• PROBLEM DETAILS: Without the pictures, give the entries below again exactly as written.

Stored data:

•••

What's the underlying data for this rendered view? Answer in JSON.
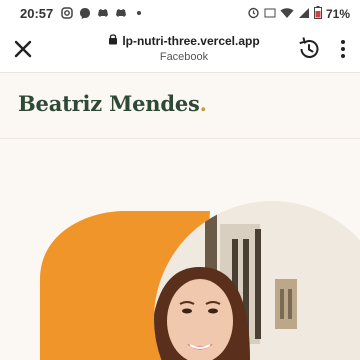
{
  "status_bar": {
    "time": "20:57",
    "battery_percent": "71%",
    "icons": [
      "instagram-icon",
      "messenger-icon",
      "discord-icon",
      "discord-icon",
      "notification-dot-icon",
      "alarm-icon",
      "volte-icon",
      "wifi-icon",
      "signal-icon",
      "battery-icon"
    ]
  },
  "browser": {
    "url": "lp-nutri-three.vercel.app",
    "subtitle": "Facebook",
    "icons": [
      "close-icon",
      "lock-icon",
      "history-icon",
      "more-vert-icon"
    ]
  },
  "site": {
    "brand_name": "Beatriz Mendes",
    "brand_dot": ".",
    "brand_color": "#2e4a35",
    "accent_color": "#c79a43",
    "hero_shape_color": "#f0952a"
  }
}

•••

• OUTPUT BELOW:
What's the underlying data for this rendered view? Answer in JSON.
{
  "status_bar": {
    "time": "20:57",
    "battery_percent": "71%",
    "icons": [
      "instagram-icon",
      "messenger-icon",
      "discord-icon",
      "discord-icon",
      "notification-dot-icon",
      "alarm-icon",
      "volte-icon",
      "wifi-icon",
      "signal-icon",
      "battery-icon"
    ]
  },
  "browser": {
    "url": "lp-nutri-three.vercel.app",
    "subtitle": "Facebook",
    "icons": [
      "close-icon",
      "lock-icon",
      "history-icon",
      "more-vert-icon"
    ]
  },
  "site": {
    "brand_name": "Beatriz Mendes",
    "brand_dot": ".",
    "brand_color": "#2e4a35",
    "accent_color": "#c79a43",
    "hero_shape_color": "#f0952a"
  }
}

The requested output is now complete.